▶ **To do**
Rewrite these lines with every "elements" changed to "items" and nothing else altered. Leave out the pictures.

──────

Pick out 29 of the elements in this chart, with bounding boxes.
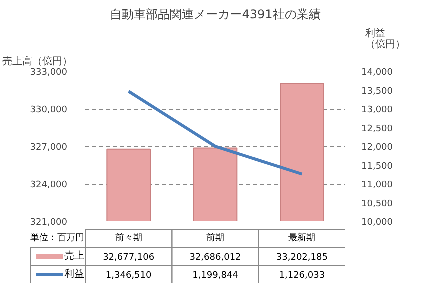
y2-tick-label: 13,500	[362, 86, 394, 97]
y-tick-label: 333,000	[30, 68, 68, 78]
y2-axis-title: 利益（億円）	[366, 28, 406, 50]
legend-label: 利益	[64, 268, 85, 280]
text: 1,346,510	[106, 271, 152, 281]
y2-tick-label: 12,500	[362, 124, 394, 134]
y2-tick-label: 13,000	[362, 106, 394, 116]
y-tick-label: 330,000	[30, 106, 68, 116]
y-tick-label: 324,000	[30, 180, 68, 190]
legend-label: 売上	[64, 250, 85, 262]
y2-tick-label: 14,000	[362, 68, 394, 78]
y-tick-label: 321,000	[30, 218, 68, 228]
text: 1,126,033	[279, 271, 326, 281]
y-tick-label: 327,000	[30, 143, 68, 153]
x-tick-label: 最新期	[288, 232, 316, 244]
chart-title: 自動車部品関連メーカー4391社の業績	[110, 8, 321, 22]
y2-tick-label: 10,000	[362, 218, 394, 228]
text: 32,686,012	[190, 253, 242, 263]
y2-tick-label: 10,500	[362, 199, 394, 210]
x-tick-label: 前期	[206, 232, 224, 244]
text: 33,202,185	[276, 253, 328, 263]
y2-tick-label: 11,000	[362, 180, 394, 190]
text: 単位：百万円	[30, 232, 84, 244]
y-axis-title: 売上高（億円）	[2, 56, 72, 68]
text: 32,677,106	[103, 253, 155, 263]
y2-tick-label: 11,500	[362, 162, 394, 172]
y2-tick-label: 12,000	[362, 143, 394, 153]
x-tick-label: 前々期	[115, 232, 142, 244]
text: 1,199,844	[192, 271, 239, 281]
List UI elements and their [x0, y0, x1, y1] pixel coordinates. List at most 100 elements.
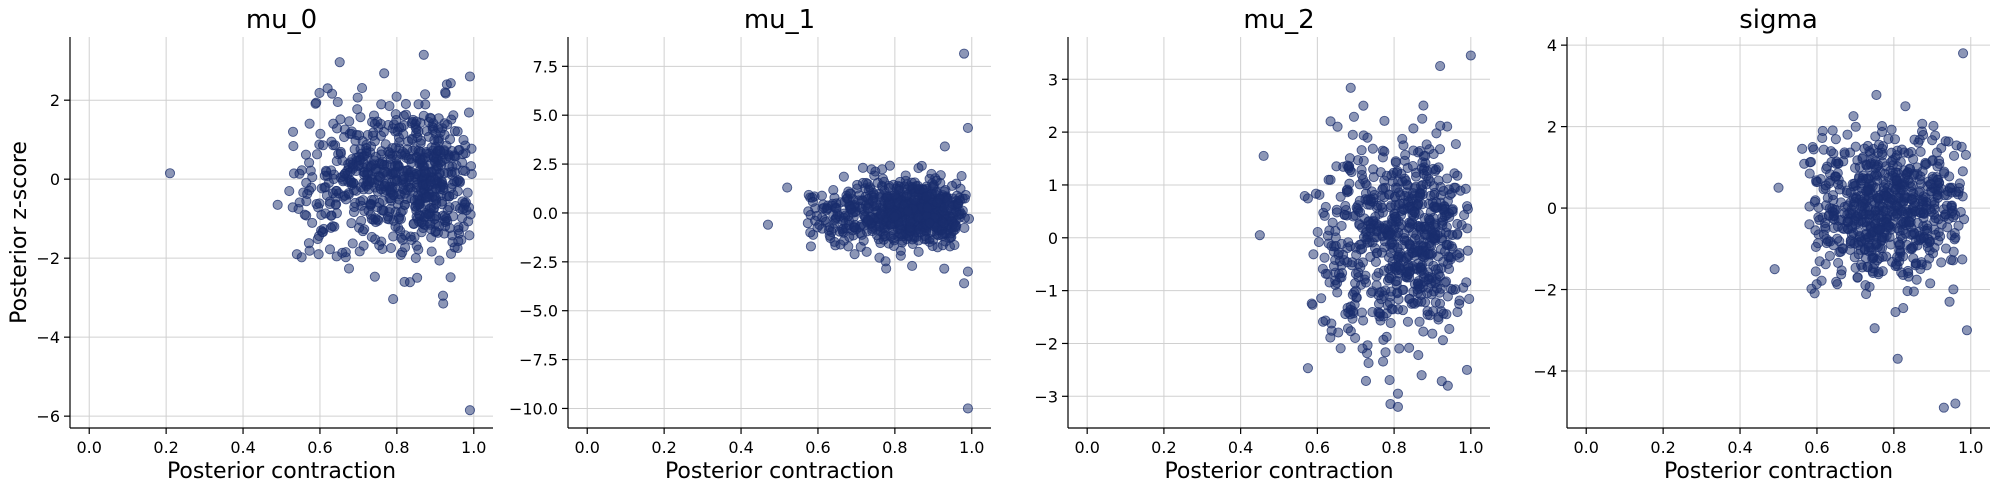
scatter-point [1946, 230, 1957, 241]
scatter-point [310, 98, 321, 109]
x-tick-label: 0.6 [307, 438, 332, 457]
scatter-point [1890, 260, 1901, 272]
scatter-point [411, 116, 422, 127]
scatter-point [1880, 206, 1891, 217]
scatter-point [1341, 210, 1353, 221]
scatter-point [1834, 247, 1845, 258]
y-tick-label: 0 [50, 170, 60, 189]
scatter-point [782, 182, 793, 193]
scatter-point [1462, 203, 1473, 215]
scatter-point [1922, 181, 1933, 192]
scatter-point [347, 238, 358, 249]
scatter-point [1363, 358, 1374, 369]
scatter-point [437, 290, 449, 301]
y-tick-label: −7.5 [519, 351, 558, 370]
scatter-point [1360, 375, 1372, 387]
scatter-point [1390, 157, 1401, 168]
scatter-point [1403, 269, 1414, 280]
scatter-point [1950, 398, 1961, 409]
scatter-point [414, 210, 425, 221]
scatter-point [395, 213, 406, 225]
scatter-point [1371, 271, 1382, 282]
scatter-point [1927, 135, 1938, 146]
x-tick-label: 1.0 [461, 438, 486, 457]
scatter-point [1316, 293, 1327, 304]
scatter-point [375, 184, 386, 195]
scatter-point [328, 140, 339, 151]
scatter-point [446, 183, 457, 194]
scatter-point [1449, 168, 1460, 179]
scatter-point [1842, 129, 1853, 140]
scatter-point [1356, 145, 1367, 156]
scatter-point [1347, 313, 1358, 324]
scatter-point [1916, 126, 1928, 137]
scatter-point [939, 141, 950, 152]
scatter-point [1435, 61, 1446, 72]
scatter-point [1258, 150, 1269, 161]
scatter-point [1385, 318, 1396, 329]
scatter-point [921, 191, 932, 202]
scatter-point [1373, 290, 1384, 301]
scatter-point [1430, 297, 1441, 308]
scatter-point [426, 246, 437, 257]
scatter-point [1345, 326, 1356, 337]
scatter-point [354, 130, 365, 141]
x-axis-label: Posterior contraction [665, 459, 894, 484]
scatter-point [426, 202, 437, 214]
scatter-point [428, 118, 439, 129]
scatter-point [889, 189, 900, 200]
scatter-point [1852, 155, 1863, 166]
scatter-point [331, 251, 342, 262]
scatter-point [1396, 219, 1407, 230]
scatter-point [1857, 173, 1868, 184]
scatter-point [445, 248, 457, 259]
scatter-point [1464, 293, 1475, 304]
scatter-point [831, 202, 842, 213]
scatter-point [1385, 200, 1397, 211]
scatter-point [959, 222, 970, 233]
scatter-point [288, 140, 299, 152]
scatter-point [1832, 158, 1844, 169]
scatter-point [322, 83, 333, 94]
chart-title: sigma [1739, 5, 1818, 35]
x-tick-label: 0.0 [1074, 438, 1099, 457]
scatter-point [1444, 323, 1455, 335]
scatter-point [1813, 202, 1824, 213]
scatter-point [422, 191, 433, 202]
scatter-point [418, 49, 429, 60]
y-tick-label: −5.0 [519, 302, 558, 321]
scatter-point [304, 245, 315, 256]
y-tick-label: −2 [36, 249, 60, 268]
scatter-point [446, 145, 458, 157]
scatter-point [462, 187, 473, 198]
scatter-point [369, 271, 380, 282]
scatter-point [805, 241, 816, 252]
scatter-point [287, 202, 298, 213]
scatter-point [445, 272, 456, 283]
scatter-points [1254, 50, 1476, 412]
scatter-point [1399, 235, 1410, 246]
scatter-point [1394, 249, 1405, 260]
scatter-point [399, 188, 410, 199]
scatter-point [1331, 161, 1342, 172]
scatter-point [913, 212, 924, 223]
scatter-point [888, 229, 899, 240]
scatter-point [1418, 326, 1429, 337]
y-tick-label: −4 [36, 328, 60, 347]
scatter-point [366, 231, 377, 243]
scatter-point [1254, 230, 1265, 241]
scatter-point [1435, 120, 1446, 131]
scatter-point [1347, 129, 1358, 140]
scatter-point [1333, 247, 1344, 258]
scatter-point [425, 176, 436, 187]
scatter-point [1864, 213, 1875, 224]
scatter-point [1367, 143, 1378, 154]
chart-title: mu_0 [246, 5, 317, 35]
scatter-point [391, 114, 402, 126]
scatter-point [1804, 219, 1815, 230]
scatter-point [339, 124, 350, 135]
y-tick-label: 2 [1048, 123, 1058, 142]
scatter-point [377, 195, 388, 206]
x-axis-label: Posterior contraction [1664, 459, 1893, 484]
scatter-point [938, 218, 949, 229]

──────

▶ **Expected answer**
Pick out 29 of the items in this chart, with bounding boxes.
y2-tick-label: 13,500	[362, 86, 394, 97]
y-tick-label: 333,000	[30, 68, 68, 78]
y2-axis-title: 利益（億円）	[366, 28, 406, 50]
legend-label: 利益	[64, 268, 85, 280]
text: 1,346,510	[106, 271, 152, 281]
y2-tick-label: 12,500	[362, 124, 394, 134]
y2-tick-label: 13,000	[362, 106, 394, 116]
y-tick-label: 330,000	[30, 106, 68, 116]
y-tick-label: 324,000	[30, 180, 68, 190]
legend-label: 売上	[64, 250, 85, 262]
y2-tick-label: 14,000	[362, 68, 394, 78]
y-tick-label: 321,000	[30, 218, 68, 228]
text: 1,126,033	[279, 271, 326, 281]
y-tick-label: 327,000	[30, 143, 68, 153]
x-tick-label: 最新期	[288, 232, 316, 244]
chart-title: 自動車部品関連メーカー4391社の業績	[110, 8, 321, 22]
y2-tick-label: 10,000	[362, 218, 394, 228]
text: 32,686,012	[190, 253, 242, 263]
y2-tick-label: 10,500	[362, 199, 394, 210]
x-tick-label: 前期	[206, 232, 224, 244]
text: 33,202,185	[276, 253, 328, 263]
y2-tick-label: 11,000	[362, 180, 394, 190]
text: 単位：百万円	[30, 232, 84, 244]
y-axis-title: 売上高（億円）	[2, 56, 72, 68]
text: 32,677,106	[103, 253, 155, 263]
y2-tick-label: 11,500	[362, 162, 394, 172]
y2-tick-label: 12,000	[362, 143, 394, 153]
x-tick-label: 前々期	[115, 232, 142, 244]
text: 1,199,844	[192, 271, 239, 281]
List UI items and their [x0, y0, x1, y1] pixel coordinates. List at most 100 items.
scatter-point [1946, 230, 1957, 241]
scatter-point [310, 98, 321, 109]
x-tick-label: 0.6 [307, 438, 332, 457]
scatter-point [1890, 260, 1901, 272]
scatter-point [411, 116, 422, 127]
scatter-point [1880, 206, 1891, 217]
scatter-point [1341, 210, 1353, 221]
scatter-point [1834, 247, 1845, 258]
y-tick-label: 0 [50, 170, 60, 189]
scatter-point [782, 182, 793, 193]
scatter-point [1462, 203, 1473, 215]
scatter-point [1922, 181, 1933, 192]
scatter-point [347, 238, 358, 249]
scatter-point [1363, 358, 1374, 369]
scatter-point [437, 290, 449, 301]
y-tick-label: −7.5 [519, 351, 558, 370]
scatter-point [1360, 375, 1372, 387]
scatter-point [1390, 157, 1401, 168]
scatter-point [1403, 269, 1414, 280]
scatter-point [1950, 398, 1961, 409]
scatter-point [414, 210, 425, 221]
scatter-point [395, 213, 406, 225]
scatter-point [1371, 271, 1382, 282]
scatter-point [1927, 135, 1938, 146]
x-tick-label: 1.0 [461, 438, 486, 457]
scatter-point [1316, 293, 1327, 304]
scatter-point [375, 184, 386, 195]
scatter-point [328, 140, 339, 151]
scatter-point [446, 183, 457, 194]
scatter-point [1449, 168, 1460, 179]
scatter-point [1842, 129, 1853, 140]
scatter-point [1356, 145, 1367, 156]
scatter-point [1347, 313, 1358, 324]
scatter-point [1916, 126, 1928, 137]
scatter-point [939, 141, 950, 152]
scatter-point [1435, 61, 1446, 72]
scatter-point [1258, 150, 1269, 161]
scatter-point [1385, 318, 1396, 329]
scatter-point [921, 191, 932, 202]
scatter-point [1373, 290, 1384, 301]
scatter-point [1430, 297, 1441, 308]
scatter-point [426, 246, 437, 257]
scatter-point [1345, 326, 1356, 337]
scatter-point [354, 130, 365, 141]
x-axis-label: Posterior contraction [665, 459, 894, 484]
scatter-point [426, 202, 437, 214]
scatter-point [428, 118, 439, 129]
scatter-point [889, 189, 900, 200]
scatter-point [1852, 155, 1863, 166]
scatter-point [331, 251, 342, 262]
scatter-point [1396, 219, 1407, 230]
scatter-point [1857, 173, 1868, 184]
scatter-point [445, 248, 457, 259]
scatter-point [1464, 293, 1475, 304]
scatter-point [831, 202, 842, 213]
scatter-point [1385, 200, 1397, 211]
scatter-point [959, 222, 970, 233]
scatter-point [288, 140, 299, 152]
scatter-point [1832, 158, 1844, 169]
scatter-point [322, 83, 333, 94]
chart-title: sigma [1739, 5, 1818, 35]
x-tick-label: 0.0 [1074, 438, 1099, 457]
scatter-point [1444, 323, 1455, 335]
scatter-point [1813, 202, 1824, 213]
scatter-point [422, 191, 433, 202]
scatter-point [418, 49, 429, 60]
y-tick-label: −5.0 [519, 302, 558, 321]
scatter-point [304, 245, 315, 256]
y-tick-label: −2 [36, 249, 60, 268]
scatter-point [446, 145, 458, 157]
scatter-point [462, 187, 473, 198]
scatter-point [369, 271, 380, 282]
scatter-point [805, 241, 816, 252]
scatter-point [287, 202, 298, 213]
scatter-point [445, 272, 456, 283]
scatter-points [1254, 50, 1476, 412]
scatter-point [1399, 235, 1410, 246]
scatter-point [1394, 249, 1405, 260]
scatter-point [399, 188, 410, 199]
scatter-point [1331, 161, 1342, 172]
scatter-point [913, 212, 924, 223]
scatter-point [888, 229, 899, 240]
scatter-point [1418, 326, 1429, 337]
y-tick-label: −4 [36, 328, 60, 347]
scatter-point [366, 231, 377, 243]
scatter-point [1254, 230, 1265, 241]
scatter-point [1435, 120, 1446, 131]
scatter-point [1347, 129, 1358, 140]
scatter-point [1333, 247, 1344, 258]
scatter-point [425, 176, 436, 187]
scatter-point [1864, 213, 1875, 224]
scatter-point [1367, 143, 1378, 154]
chart-title: mu_0 [246, 5, 317, 35]
scatter-point [391, 114, 402, 126]
scatter-point [1804, 219, 1815, 230]
scatter-point [339, 124, 350, 135]
y-tick-label: 2 [1048, 123, 1058, 142]
scatter-point [377, 195, 388, 206]
x-axis-label: Posterior contraction [1664, 459, 1893, 484]
scatter-point [938, 218, 949, 229]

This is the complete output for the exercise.